**EXERCISE:** Gather the lines that hold the string "Selanjutnya".

(Stored items)
------------------------------

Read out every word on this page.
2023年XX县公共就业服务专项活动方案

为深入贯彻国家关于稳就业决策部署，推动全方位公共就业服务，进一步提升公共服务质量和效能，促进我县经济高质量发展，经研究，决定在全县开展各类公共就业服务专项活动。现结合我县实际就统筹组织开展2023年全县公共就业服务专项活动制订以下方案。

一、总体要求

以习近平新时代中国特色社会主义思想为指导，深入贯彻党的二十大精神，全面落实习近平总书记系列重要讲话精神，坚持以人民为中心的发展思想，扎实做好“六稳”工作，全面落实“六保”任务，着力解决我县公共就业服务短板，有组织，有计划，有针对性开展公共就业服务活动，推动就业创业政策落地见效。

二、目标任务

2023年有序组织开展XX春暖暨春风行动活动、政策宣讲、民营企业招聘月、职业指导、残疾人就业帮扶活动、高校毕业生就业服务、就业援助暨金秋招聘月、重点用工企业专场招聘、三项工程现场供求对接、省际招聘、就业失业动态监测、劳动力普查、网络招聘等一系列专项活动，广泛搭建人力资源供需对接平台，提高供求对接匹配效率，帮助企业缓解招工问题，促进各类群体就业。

------------------------------

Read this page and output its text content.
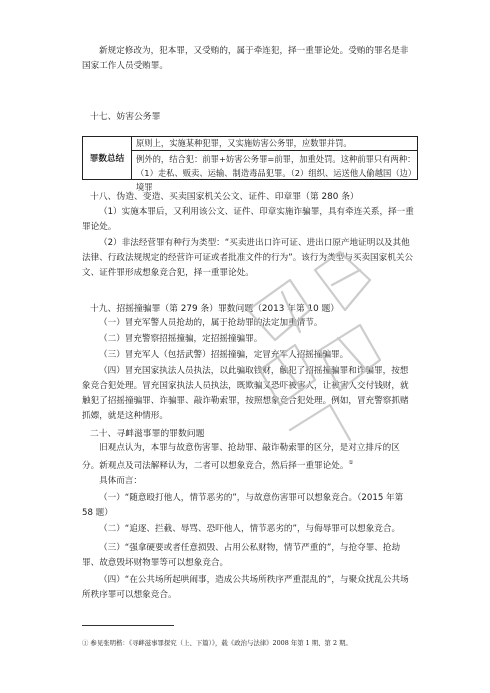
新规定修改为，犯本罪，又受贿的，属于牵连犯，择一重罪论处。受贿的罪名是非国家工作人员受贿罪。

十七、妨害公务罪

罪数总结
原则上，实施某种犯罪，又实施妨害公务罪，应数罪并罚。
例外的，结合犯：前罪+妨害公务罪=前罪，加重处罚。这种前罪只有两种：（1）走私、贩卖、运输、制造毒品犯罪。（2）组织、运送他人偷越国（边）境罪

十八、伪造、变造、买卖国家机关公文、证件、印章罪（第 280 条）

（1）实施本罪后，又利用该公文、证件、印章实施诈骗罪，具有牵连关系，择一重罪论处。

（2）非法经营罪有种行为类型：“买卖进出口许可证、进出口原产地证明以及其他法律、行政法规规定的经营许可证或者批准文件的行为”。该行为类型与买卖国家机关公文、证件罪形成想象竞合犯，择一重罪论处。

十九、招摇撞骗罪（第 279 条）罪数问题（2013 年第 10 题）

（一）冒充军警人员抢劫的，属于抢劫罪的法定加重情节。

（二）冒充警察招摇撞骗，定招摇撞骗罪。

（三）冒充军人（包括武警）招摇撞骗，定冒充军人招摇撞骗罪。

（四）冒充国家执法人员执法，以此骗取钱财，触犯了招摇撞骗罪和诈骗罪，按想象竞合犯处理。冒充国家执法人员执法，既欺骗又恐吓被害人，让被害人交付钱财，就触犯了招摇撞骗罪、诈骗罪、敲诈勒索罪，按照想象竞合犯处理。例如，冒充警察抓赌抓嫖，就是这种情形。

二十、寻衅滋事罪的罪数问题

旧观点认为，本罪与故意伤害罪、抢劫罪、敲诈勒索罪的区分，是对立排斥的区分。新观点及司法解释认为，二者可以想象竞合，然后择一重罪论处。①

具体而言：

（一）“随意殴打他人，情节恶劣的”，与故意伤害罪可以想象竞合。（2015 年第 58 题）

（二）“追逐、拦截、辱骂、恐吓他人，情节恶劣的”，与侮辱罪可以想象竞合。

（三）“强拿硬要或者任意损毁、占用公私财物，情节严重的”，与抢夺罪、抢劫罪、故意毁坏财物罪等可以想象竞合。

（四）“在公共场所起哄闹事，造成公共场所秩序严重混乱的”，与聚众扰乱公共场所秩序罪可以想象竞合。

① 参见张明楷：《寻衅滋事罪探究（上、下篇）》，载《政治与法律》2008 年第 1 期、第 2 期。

------------------------------

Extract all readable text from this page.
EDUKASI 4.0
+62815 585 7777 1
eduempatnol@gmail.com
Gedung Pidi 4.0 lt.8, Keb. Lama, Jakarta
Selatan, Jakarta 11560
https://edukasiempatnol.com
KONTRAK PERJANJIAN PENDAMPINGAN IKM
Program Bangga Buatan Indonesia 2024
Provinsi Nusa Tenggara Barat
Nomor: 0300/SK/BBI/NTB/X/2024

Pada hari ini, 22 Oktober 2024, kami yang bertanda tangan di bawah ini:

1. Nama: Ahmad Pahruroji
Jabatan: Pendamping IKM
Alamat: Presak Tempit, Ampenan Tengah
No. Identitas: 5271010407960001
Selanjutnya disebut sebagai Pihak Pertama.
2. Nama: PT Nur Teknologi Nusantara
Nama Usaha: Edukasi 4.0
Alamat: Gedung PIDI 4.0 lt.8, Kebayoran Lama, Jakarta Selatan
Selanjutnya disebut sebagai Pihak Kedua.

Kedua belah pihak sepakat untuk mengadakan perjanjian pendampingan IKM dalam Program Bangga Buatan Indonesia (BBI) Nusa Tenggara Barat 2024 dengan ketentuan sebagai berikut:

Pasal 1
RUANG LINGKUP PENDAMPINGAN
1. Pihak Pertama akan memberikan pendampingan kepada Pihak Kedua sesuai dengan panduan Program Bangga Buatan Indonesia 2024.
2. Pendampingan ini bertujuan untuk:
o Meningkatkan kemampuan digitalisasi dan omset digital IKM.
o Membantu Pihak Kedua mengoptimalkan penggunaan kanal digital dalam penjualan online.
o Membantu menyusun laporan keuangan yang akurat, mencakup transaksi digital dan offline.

------------------------------

**RESULT FOR THIS TASK:**
Selanjutnya disebut sebagai Pihak Pertama.
Selanjutnya disebut sebagai Pihak Kedua.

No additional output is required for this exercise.